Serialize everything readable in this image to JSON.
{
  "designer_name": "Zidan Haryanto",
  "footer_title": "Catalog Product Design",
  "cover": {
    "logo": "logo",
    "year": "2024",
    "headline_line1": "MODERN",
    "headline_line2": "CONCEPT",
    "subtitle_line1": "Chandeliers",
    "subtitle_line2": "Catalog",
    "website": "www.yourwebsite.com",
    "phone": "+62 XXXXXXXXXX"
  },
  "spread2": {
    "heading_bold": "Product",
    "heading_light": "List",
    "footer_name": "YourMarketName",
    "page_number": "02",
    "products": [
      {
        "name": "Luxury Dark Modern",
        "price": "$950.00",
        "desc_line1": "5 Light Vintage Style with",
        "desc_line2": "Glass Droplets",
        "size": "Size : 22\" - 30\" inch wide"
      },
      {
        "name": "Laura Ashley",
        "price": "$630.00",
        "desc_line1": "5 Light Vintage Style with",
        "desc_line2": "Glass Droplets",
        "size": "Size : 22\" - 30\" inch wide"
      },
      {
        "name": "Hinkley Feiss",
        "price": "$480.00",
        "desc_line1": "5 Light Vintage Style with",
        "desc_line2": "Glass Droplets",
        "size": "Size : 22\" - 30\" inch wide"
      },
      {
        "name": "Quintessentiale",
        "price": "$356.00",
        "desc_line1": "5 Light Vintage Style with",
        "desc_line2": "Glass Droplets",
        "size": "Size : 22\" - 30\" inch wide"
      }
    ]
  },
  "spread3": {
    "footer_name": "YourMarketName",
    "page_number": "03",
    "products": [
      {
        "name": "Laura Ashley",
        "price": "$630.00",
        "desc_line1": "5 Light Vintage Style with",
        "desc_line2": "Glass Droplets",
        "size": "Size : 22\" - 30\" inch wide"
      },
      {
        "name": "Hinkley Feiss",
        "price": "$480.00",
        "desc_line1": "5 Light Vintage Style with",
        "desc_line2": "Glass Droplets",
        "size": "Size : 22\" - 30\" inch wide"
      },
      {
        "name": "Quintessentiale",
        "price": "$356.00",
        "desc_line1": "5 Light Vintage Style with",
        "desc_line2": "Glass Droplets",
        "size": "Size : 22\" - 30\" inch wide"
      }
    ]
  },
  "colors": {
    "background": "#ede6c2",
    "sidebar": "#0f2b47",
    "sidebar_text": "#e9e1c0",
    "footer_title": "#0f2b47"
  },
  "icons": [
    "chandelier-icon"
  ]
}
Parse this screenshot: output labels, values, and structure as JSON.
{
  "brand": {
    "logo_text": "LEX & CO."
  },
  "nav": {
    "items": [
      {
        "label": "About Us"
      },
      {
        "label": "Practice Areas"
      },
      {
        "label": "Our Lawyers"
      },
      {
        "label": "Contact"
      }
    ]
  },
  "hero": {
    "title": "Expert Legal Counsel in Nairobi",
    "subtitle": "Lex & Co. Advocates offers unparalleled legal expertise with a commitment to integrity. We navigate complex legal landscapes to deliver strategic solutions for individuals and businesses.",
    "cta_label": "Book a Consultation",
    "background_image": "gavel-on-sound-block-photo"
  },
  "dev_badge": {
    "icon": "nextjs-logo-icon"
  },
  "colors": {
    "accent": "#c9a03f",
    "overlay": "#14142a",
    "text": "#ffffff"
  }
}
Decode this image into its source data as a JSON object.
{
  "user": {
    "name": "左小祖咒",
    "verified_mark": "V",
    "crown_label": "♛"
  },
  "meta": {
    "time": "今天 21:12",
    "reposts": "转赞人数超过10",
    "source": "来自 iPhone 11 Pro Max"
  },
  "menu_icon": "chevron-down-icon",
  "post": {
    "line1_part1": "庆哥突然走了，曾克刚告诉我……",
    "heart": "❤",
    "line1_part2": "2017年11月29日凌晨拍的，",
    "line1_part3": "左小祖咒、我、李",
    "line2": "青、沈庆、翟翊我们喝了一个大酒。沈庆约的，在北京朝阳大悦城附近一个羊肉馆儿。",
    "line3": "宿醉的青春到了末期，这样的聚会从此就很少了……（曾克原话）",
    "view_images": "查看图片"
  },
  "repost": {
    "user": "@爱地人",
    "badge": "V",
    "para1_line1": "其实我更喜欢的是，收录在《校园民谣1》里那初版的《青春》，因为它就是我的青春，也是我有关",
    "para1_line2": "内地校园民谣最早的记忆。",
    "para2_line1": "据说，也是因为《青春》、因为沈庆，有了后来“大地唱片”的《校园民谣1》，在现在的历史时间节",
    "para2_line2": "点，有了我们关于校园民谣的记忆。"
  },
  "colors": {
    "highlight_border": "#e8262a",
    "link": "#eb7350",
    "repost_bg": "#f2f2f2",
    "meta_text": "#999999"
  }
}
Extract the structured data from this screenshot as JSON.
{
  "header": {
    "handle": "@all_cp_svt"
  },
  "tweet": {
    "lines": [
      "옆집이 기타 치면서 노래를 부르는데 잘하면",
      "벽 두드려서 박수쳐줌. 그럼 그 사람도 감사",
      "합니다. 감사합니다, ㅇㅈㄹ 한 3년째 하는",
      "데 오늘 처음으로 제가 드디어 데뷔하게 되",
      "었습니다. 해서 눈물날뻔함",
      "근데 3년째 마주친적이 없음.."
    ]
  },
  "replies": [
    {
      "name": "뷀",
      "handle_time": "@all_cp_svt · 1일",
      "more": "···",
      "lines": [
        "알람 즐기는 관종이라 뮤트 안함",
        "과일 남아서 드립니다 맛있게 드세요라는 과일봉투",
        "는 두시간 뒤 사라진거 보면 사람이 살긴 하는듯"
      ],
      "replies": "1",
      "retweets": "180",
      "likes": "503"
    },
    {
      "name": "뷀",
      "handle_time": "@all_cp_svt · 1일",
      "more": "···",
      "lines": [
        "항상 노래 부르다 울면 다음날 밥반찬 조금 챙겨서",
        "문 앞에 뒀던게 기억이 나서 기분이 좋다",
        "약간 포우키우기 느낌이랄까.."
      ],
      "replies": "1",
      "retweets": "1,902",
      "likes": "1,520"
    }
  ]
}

▸ **Task directions**
Return all of the data word for word.

▸ **The reply**
Serialize everything readable in this image to JSON.
{
  "designer_name": "Zidan Haryanto",
  "footer_title": "Catalog Product Design",
  "cover": {
    "logo": "logo",
    "year": "2024",
    "headline_line1": "MODERN",
    "headline_line2": "CONCEPT",
    "subtitle_line1": "Chandeliers",
    "subtitle_line2": "Catalog",
    "website": "www.yourwebsite.com",
    "phone": "+62 XXXXXXXXXX"
  },
  "spread2": {
    "heading_bold": "Product",
    "heading_light": "List",
    "footer_name": "YourMarketName",
    "page_number": "02",
    "products": [
      {
        "name": "Luxury Dark Modern",
        "price": "$950.00",
        "desc_line1": "5 Light Vintage Style with",
        "desc_line2": "Glass Droplets",
        "size": "Size : 22\" - 30\" inch wide"
      },
      {
        "name": "Laura Ashley",
        "price": "$630.00",
        "desc_line1": "5 Light Vintage Style with",
        "desc_line2": "Glass Droplets",
        "size": "Size : 22\" - 30\" inch wide"
      },
      {
        "name": "Hinkley Feiss",
        "price": "$480.00",
        "desc_line1": "5 Light Vintage Style with",
        "desc_line2": "Glass Droplets",
        "size": "Size : 22\" - 30\" inch wide"
      },
      {
        "name": "Quintessentiale",
        "price": "$356.00",
        "desc_line1": "5 Light Vintage Style with",
        "desc_line2": "Glass Droplets",
        "size": "Size : 22\" - 30\" inch wide"
      }
    ]
  },
  "spread3": {
    "footer_name": "YourMarketName",
    "page_number": "03",
    "products": [
      {
        "name": "Laura Ashley",
        "price": "$630.00",
        "desc_line1": "5 Light Vintage Style with",
        "desc_line2": "Glass Droplets",
        "size": "Size : 22\" - 30\" inch wide"
      },
      {
        "name": "Hinkley Feiss",
        "price": "$480.00",
        "desc_line1": "5 Light Vintage Style with",
        "desc_line2": "Glass Droplets",
        "size": "Size : 22\" - 30\" inch wide"
      },
      {
        "name": "Quintessentiale",
        "price": "$356.00",
        "desc_line1": "5 Light Vintage Style with",
        "desc_line2": "Glass Droplets",
        "size": "Size : 22\" - 30\" inch wide"
      }
    ]
  },
  "colors": {
    "background": "#ede6c2",
    "sidebar": "#0f2b47",
    "sidebar_text": "#e9e1c0",
    "footer_title": "#0f2b47"
  },
  "icons": [
    "chandelier-icon"
  ]
}
Parse this screenshot: output labels, values, and structure as JSON.
{
  "brand": {
    "logo_text": "LEX & CO."
  },
  "nav": {
    "items": [
      {
        "label": "About Us"
      },
      {
        "label": "Practice Areas"
      },
      {
        "label": "Our Lawyers"
      },
      {
        "label": "Contact"
      }
    ]
  },
  "hero": {
    "title": "Expert Legal Counsel in Nairobi",
    "subtitle": "Lex & Co. Advocates offers unparalleled legal expertise with a commitment to integrity. We navigate complex legal landscapes to deliver strategic solutions for individuals and businesses.",
    "cta_label": "Book a Consultation",
    "background_image": "gavel-on-sound-block-photo"
  },
  "dev_badge": {
    "icon": "nextjs-logo-icon"
  },
  "colors": {
    "accent": "#c9a03f",
    "overlay": "#14142a",
    "text": "#ffffff"
  }
}
Decode this image into its source data as a JSON object.
{
  "user": {
    "name": "左小祖咒",
    "verified_mark": "V",
    "crown_label": "♛"
  },
  "meta": {
    "time": "今天 21:12",
    "reposts": "转赞人数超过10",
    "source": "来自 iPhone 11 Pro Max"
  },
  "menu_icon": "chevron-down-icon",
  "post": {
    "line1_part1": "庆哥突然走了，曾克刚告诉我……",
    "heart": "❤",
    "line1_part2": "2017年11月29日凌晨拍的，",
    "line1_part3": "左小祖咒、我、李",
    "line2": "青、沈庆、翟翊我们喝了一个大酒。沈庆约的，在北京朝阳大悦城附近一个羊肉馆儿。",
    "line3": "宿醉的青春到了末期，这样的聚会从此就很少了……（曾克原话）",
    "view_images": "查看图片"
  },
  "repost": {
    "user": "@爱地人",
    "badge": "V",
    "para1_line1": "其实我更喜欢的是，收录在《校园民谣1》里那初版的《青春》，因为它就是我的青春，也是我有关",
    "para1_line2": "内地校园民谣最早的记忆。",
    "para2_line1": "据说，也是因为《青春》、因为沈庆，有了后来“大地唱片”的《校园民谣1》，在现在的历史时间节",
    "para2_line2": "点，有了我们关于校园民谣的记忆。"
  },
  "colors": {
    "highlight_border": "#e8262a",
    "link": "#eb7350",
    "repost_bg": "#f2f2f2",
    "meta_text": "#999999"
  }
}
Extract the structured data from this screenshot as JSON.
{
  "header": {
    "handle": "@all_cp_svt"
  },
  "tweet": {
    "lines": [
      "옆집이 기타 치면서 노래를 부르는데 잘하면",
      "벽 두드려서 박수쳐줌. 그럼 그 사람도 감사",
      "합니다. 감사합니다, ㅇㅈㄹ 한 3년째 하는",
      "데 오늘 처음으로 제가 드디어 데뷔하게 되",
      "었습니다. 해서 눈물날뻔함",
      "근데 3년째 마주친적이 없음.."
    ]
  },
  "replies": [
    {
      "name": "뷀",
      "handle_time": "@all_cp_svt · 1일",
      "more": "···",
      "lines": [
        "알람 즐기는 관종이라 뮤트 안함",
        "과일 남아서 드립니다 맛있게 드세요라는 과일봉투",
        "는 두시간 뒤 사라진거 보면 사람이 살긴 하는듯"
      ],
      "replies": "1",
      "retweets": "180",
      "likes": "503"
    },
    {
      "name": "뷀",
      "handle_time": "@all_cp_svt · 1일",
      "more": "···",
      "lines": [
        "항상 노래 부르다 울면 다음날 밥반찬 조금 챙겨서",
        "문 앞에 뒀던게 기억이 나서 기분이 좋다",
        "약간 포우키우기 느낌이랄까.."
      ],
      "replies": "1",
      "retweets": "1,902",
      "likes": "1,520"
    }
  ]
}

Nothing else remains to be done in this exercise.